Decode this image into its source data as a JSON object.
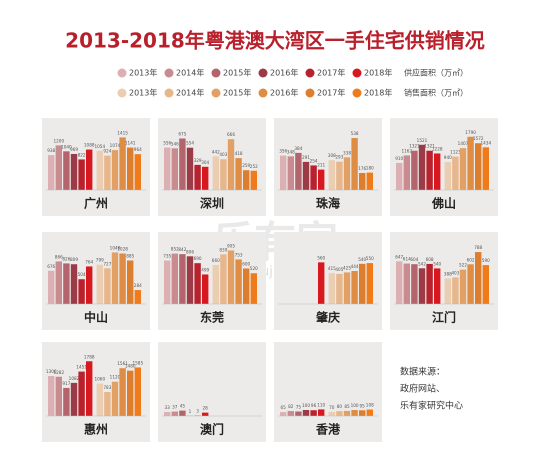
{
  "title": "2013-2018年粤港澳大湾区一手住宅供销情况",
  "legend": {
    "rows": [
      {
        "label": "供应面积（万㎡）",
        "items": [
          {
            "name": "2013年",
            "color": "#dcb0b3"
          },
          {
            "name": "2014年",
            "color": "#c98a90"
          },
          {
            "name": "2015年",
            "color": "#b4646d"
          },
          {
            "name": "2016年",
            "color": "#9c3b48"
          },
          {
            "name": "2017年",
            "color": "#b9212d"
          },
          {
            "name": "2018年",
            "color": "#d7191f"
          }
        ]
      },
      {
        "label": "销售面积（万㎡）",
        "items": [
          {
            "name": "2013年",
            "color": "#ebcdb1"
          },
          {
            "name": "2014年",
            "color": "#e7b68a"
          },
          {
            "name": "2015年",
            "color": "#e3a065"
          },
          {
            "name": "2016年",
            "color": "#df8d45"
          },
          {
            "name": "2017年",
            "color": "#dd7d2e"
          },
          {
            "name": "2018年",
            "color": "#ef7b1b"
          }
        ]
      }
    ]
  },
  "watermark": [
    "乐有家",
    "leyoujia.com"
  ],
  "source": [
    "数据来源：",
    "政府网站、",
    "乐有家研究中心"
  ],
  "chart_data": [
    {
      "type": "bar",
      "title": "广州",
      "ylim": [
        0,
        1560
      ],
      "supply": [
        938,
        1200,
        1040,
        969,
        822,
        1088
      ],
      "sales": [
        1054,
        924,
        1074,
        1415,
        1141,
        964
      ]
    },
    {
      "type": "bar",
      "title": "深圳",
      "ylim": [
        0,
        760
      ],
      "supply": [
        556,
        546,
        675,
        554,
        329,
        304
      ],
      "sales": [
        442,
        403,
        666,
        418,
        259,
        252
      ]
    },
    {
      "type": "bar",
      "title": "珠海",
      "ylim": [
        0,
        600
      ],
      "supply": [
        356,
        348,
        384,
        291,
        254,
        211
      ],
      "sales": [
        308,
        293,
        338,
        538,
        176,
        180
      ]
    },
    {
      "type": "bar",
      "title": "佛山",
      "ylim": [
        0,
        1950
      ],
      "supply": [
        910,
        1162,
        1321,
        1521,
        1321,
        1228
      ],
      "sales": [
        940,
        1123,
        1407,
        1790,
        1572,
        1434
      ]
    },
    {
      "type": "bar",
      "title": "中山",
      "ylim": [
        0,
        1180
      ],
      "supply": [
        676,
        866,
        826,
        809,
        504,
        764
      ],
      "sales": [
        799,
        727,
        1049,
        1028,
        885,
        284
      ]
    },
    {
      "type": "bar",
      "title": "东莞",
      "ylim": [
        0,
        980
      ],
      "supply": [
        735,
        852,
        842,
        806,
        690,
        499
      ],
      "sales": [
        660,
        839,
        905,
        753,
        600,
        520
      ]
    },
    {
      "type": "bar",
      "title": "肇庆",
      "ylim": [
        0,
        780
      ],
      "supply": [
        null,
        null,
        null,
        null,
        null,
        560
      ],
      "sales": [
        415,
        405,
        425,
        444,
        540,
        550
      ]
    },
    {
      "type": "bar",
      "title": "江门",
      "ylim": [
        0,
        880
      ],
      "supply": [
        647,
        614,
        604,
        542,
        608,
        540
      ],
      "sales": [
        388,
        403,
        522,
        602,
        788,
        590
      ]
    },
    {
      "type": "bar",
      "title": "惠州",
      "ylim": [
        0,
        1960
      ],
      "supply": [
        1306,
        1282,
        917,
        1082,
        1451,
        1788
      ],
      "sales": [
        1060,
        783,
        1120,
        1561,
        1480,
        1585
      ]
    },
    {
      "type": "bar",
      "title": "澳门",
      "ylim": [
        0,
        500
      ],
      "supply": [
        33,
        37,
        45,
        1,
        3,
        28
      ],
      "sales": [
        null,
        null,
        null,
        null,
        null,
        null
      ]
    },
    {
      "type": "bar",
      "title": "香港",
      "ylim": [
        0,
        1000
      ],
      "supply": [
        65,
        82,
        75,
        100,
        96,
        110
      ],
      "sales": [
        70,
        80,
        85,
        100,
        95,
        108
      ]
    }
  ]
}
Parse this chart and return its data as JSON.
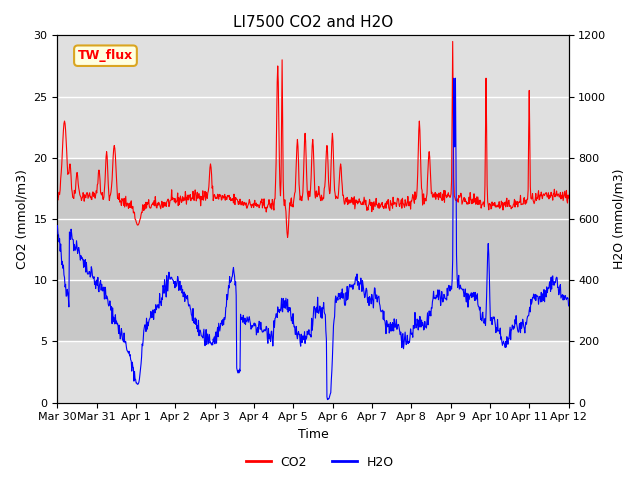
++++++++
▸ REQUIRED TASK
All of the material above is to be copied exactly, except for its images.

▸ RESULT FOR THIS EXERCISE
Decode this image into its source data as a JSON object.
{
  "title": "2013-2018年粤港澳大湾区一手住宅供销情况",
  "legend": {
    "rows": [
      {
        "label": "供应面积（万㎡）",
        "items": [
          {
            "name": "2013年",
            "color": "#dcb0b3"
          },
          {
            "name": "2014年",
            "color": "#c98a90"
          },
          {
            "name": "2015年",
            "color": "#b4646d"
          },
          {
            "name": "2016年",
            "color": "#9c3b48"
          },
          {
            "name": "2017年",
            "color": "#b9212d"
          },
          {
            "name": "2018年",
            "color": "#d7191f"
          }
        ]
      },
      {
        "label": "销售面积（万㎡）",
        "items": [
          {
            "name": "2013年",
            "color": "#ebcdb1"
          },
          {
            "name": "2014年",
            "color": "#e7b68a"
          },
          {
            "name": "2015年",
            "color": "#e3a065"
          },
          {
            "name": "2016年",
            "color": "#df8d45"
          },
          {
            "name": "2017年",
            "color": "#dd7d2e"
          },
          {
            "name": "2018年",
            "color": "#ef7b1b"
          }
        ]
      }
    ]
  },
  "watermark": [
    "乐有家",
    "leyoujia.com"
  ],
  "source": [
    "数据来源：",
    "政府网站、",
    "乐有家研究中心"
  ],
  "chart_data": [
    {
      "type": "bar",
      "title": "广州",
      "ylim": [
        0,
        1560
      ],
      "supply": [
        938,
        1200,
        1040,
        969,
        822,
        1088
      ],
      "sales": [
        1054,
        924,
        1074,
        1415,
        1141,
        964
      ]
    },
    {
      "type": "bar",
      "title": "深圳",
      "ylim": [
        0,
        760
      ],
      "supply": [
        556,
        546,
        675,
        554,
        329,
        304
      ],
      "sales": [
        442,
        403,
        666,
        418,
        259,
        252
      ]
    },
    {
      "type": "bar",
      "title": "珠海",
      "ylim": [
        0,
        600
      ],
      "supply": [
        356,
        348,
        384,
        291,
        254,
        211
      ],
      "sales": [
        308,
        293,
        338,
        538,
        176,
        180
      ]
    },
    {
      "type": "bar",
      "title": "佛山",
      "ylim": [
        0,
        1950
      ],
      "supply": [
        910,
        1162,
        1321,
        1521,
        1321,
        1228
      ],
      "sales": [
        940,
        1123,
        1407,
        1790,
        1572,
        1434
      ]
    },
    {
      "type": "bar",
      "title": "中山",
      "ylim": [
        0,
        1180
      ],
      "supply": [
        676,
        866,
        826,
        809,
        504,
        764
      ],
      "sales": [
        799,
        727,
        1049,
        1028,
        885,
        284
      ]
    },
    {
      "type": "bar",
      "title": "东莞",
      "ylim": [
        0,
        980
      ],
      "supply": [
        735,
        852,
        842,
        806,
        690,
        499
      ],
      "sales": [
        660,
        839,
        905,
        753,
        600,
        520
      ]
    },
    {
      "type": "bar",
      "title": "肇庆",
      "ylim": [
        0,
        780
      ],
      "supply": [
        null,
        null,
        null,
        null,
        null,
        560
      ],
      "sales": [
        415,
        405,
        425,
        444,
        540,
        550
      ]
    },
    {
      "type": "bar",
      "title": "江门",
      "ylim": [
        0,
        880
      ],
      "supply": [
        647,
        614,
        604,
        542,
        608,
        540
      ],
      "sales": [
        388,
        403,
        522,
        602,
        788,
        590
      ]
    },
    {
      "type": "bar",
      "title": "惠州",
      "ylim": [
        0,
        1960
      ],
      "supply": [
        1306,
        1282,
        917,
        1082,
        1451,
        1788
      ],
      "sales": [
        1060,
        783,
        1120,
        1561,
        1480,
        1585
      ]
    },
    {
      "type": "bar",
      "title": "澳门",
      "ylim": [
        0,
        500
      ],
      "supply": [
        33,
        37,
        45,
        1,
        3,
        28
      ],
      "sales": [
        null,
        null,
        null,
        null,
        null,
        null
      ]
    },
    {
      "type": "bar",
      "title": "香港",
      "ylim": [
        0,
        1000
      ],
      "supply": [
        65,
        82,
        75,
        100,
        96,
        110
      ],
      "sales": [
        70,
        80,
        85,
        100,
        95,
        108
      ]
    }
  ]
}
Parse this chart and return its data as JSON.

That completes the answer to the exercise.